## begin Records

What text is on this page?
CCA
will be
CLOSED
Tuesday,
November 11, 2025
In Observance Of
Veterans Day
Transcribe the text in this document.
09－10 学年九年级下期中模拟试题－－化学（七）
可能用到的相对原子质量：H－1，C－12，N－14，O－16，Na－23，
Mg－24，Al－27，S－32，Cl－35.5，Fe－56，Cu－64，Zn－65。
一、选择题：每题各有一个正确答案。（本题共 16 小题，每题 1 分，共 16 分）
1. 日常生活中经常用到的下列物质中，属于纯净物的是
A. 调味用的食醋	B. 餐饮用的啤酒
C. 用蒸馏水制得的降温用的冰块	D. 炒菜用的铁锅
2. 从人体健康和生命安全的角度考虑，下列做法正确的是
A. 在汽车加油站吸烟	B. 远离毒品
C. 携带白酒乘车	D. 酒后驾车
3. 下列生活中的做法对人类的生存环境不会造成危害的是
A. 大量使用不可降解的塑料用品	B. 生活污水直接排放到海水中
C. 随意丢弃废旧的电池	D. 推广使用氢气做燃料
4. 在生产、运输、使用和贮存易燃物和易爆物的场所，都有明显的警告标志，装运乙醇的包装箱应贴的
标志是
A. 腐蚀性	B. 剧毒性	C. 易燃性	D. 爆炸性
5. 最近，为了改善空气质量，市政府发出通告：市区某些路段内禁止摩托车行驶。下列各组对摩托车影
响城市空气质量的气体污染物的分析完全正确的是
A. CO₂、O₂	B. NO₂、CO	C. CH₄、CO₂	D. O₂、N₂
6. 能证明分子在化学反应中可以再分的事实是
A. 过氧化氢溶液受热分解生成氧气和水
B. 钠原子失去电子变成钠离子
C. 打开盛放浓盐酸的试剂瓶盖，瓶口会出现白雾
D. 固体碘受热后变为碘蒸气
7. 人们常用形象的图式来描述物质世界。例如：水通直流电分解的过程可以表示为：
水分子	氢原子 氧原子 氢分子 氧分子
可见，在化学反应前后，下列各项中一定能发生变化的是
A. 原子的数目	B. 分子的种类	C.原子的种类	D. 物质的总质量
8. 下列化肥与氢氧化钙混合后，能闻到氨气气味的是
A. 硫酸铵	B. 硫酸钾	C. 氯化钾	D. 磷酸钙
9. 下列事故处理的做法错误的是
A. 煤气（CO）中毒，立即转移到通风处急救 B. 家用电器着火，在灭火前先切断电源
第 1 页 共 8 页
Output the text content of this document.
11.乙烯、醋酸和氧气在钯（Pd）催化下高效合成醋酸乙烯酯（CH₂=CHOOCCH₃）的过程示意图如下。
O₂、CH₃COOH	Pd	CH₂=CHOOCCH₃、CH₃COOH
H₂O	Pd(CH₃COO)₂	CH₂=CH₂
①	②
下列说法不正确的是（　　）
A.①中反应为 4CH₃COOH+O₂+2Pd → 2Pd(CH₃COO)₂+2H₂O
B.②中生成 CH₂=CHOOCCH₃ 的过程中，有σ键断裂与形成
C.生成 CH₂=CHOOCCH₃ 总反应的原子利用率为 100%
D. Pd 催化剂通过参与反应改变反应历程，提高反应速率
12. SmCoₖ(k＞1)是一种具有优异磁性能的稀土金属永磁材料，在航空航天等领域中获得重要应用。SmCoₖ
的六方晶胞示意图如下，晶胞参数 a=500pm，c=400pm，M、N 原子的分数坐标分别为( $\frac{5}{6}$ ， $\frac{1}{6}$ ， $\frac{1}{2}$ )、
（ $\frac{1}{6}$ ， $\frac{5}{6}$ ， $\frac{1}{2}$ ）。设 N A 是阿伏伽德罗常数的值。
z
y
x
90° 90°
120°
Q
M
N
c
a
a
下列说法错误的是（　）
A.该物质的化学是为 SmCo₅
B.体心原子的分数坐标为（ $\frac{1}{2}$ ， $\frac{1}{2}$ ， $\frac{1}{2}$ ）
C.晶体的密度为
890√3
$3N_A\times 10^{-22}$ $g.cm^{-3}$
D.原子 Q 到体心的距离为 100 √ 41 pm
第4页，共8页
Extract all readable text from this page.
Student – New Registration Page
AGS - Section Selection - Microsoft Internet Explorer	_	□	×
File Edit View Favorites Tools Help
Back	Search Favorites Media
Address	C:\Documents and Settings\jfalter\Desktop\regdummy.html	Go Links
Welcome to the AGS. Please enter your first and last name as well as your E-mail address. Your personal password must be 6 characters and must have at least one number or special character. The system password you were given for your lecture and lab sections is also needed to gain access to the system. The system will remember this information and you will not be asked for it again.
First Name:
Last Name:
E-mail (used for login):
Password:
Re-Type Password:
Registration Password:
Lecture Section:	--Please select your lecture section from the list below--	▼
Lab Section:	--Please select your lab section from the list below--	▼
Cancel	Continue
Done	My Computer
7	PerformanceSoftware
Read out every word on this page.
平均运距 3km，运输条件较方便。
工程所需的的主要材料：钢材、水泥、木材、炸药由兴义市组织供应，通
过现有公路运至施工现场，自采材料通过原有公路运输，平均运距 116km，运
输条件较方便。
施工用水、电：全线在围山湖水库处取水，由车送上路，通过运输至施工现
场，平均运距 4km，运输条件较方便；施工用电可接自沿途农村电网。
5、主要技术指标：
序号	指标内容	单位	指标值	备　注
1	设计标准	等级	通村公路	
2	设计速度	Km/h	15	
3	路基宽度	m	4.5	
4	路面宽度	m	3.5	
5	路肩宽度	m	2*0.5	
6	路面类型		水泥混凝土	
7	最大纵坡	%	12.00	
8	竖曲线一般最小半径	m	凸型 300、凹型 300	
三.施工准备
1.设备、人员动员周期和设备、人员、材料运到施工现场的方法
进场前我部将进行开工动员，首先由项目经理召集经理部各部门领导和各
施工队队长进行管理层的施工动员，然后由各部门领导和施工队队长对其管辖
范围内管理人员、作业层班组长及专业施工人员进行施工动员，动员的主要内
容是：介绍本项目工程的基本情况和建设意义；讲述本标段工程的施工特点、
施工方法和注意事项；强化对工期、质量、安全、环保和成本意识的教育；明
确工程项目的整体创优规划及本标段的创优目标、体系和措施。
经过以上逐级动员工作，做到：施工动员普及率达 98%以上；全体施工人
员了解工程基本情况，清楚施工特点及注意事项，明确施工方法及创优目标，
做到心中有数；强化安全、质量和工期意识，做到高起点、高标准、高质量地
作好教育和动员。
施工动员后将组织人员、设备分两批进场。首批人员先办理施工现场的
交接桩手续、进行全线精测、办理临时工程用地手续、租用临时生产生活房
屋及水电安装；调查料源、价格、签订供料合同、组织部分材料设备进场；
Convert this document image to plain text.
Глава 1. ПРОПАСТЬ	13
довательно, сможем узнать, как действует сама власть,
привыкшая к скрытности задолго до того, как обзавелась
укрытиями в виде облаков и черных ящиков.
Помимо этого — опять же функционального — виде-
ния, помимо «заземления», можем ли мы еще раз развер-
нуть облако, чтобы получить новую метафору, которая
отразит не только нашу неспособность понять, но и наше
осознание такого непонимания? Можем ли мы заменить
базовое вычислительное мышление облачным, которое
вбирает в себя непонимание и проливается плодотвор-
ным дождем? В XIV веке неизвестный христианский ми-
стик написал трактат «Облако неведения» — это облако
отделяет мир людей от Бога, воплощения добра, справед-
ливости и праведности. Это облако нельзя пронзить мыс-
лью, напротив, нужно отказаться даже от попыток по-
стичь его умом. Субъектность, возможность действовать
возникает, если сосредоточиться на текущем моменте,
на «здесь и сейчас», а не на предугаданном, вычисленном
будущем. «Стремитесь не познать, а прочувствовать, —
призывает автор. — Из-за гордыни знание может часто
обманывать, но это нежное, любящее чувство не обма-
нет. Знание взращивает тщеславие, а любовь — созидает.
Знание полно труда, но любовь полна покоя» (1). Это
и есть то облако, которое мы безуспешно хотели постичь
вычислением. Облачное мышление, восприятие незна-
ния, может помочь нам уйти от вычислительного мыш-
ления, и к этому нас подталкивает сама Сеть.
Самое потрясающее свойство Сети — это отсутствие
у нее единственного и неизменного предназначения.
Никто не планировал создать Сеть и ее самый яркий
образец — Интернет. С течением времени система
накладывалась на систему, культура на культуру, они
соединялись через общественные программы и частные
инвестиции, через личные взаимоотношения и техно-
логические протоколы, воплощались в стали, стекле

## end Records

*Work instructions*
Read through the data and copy every line where "Сеть" shows up.

*Response for this exercise*
ления, и к этому нас подталкивает сама Сеть.
Никто не планировал создать Сеть и ее самый яркий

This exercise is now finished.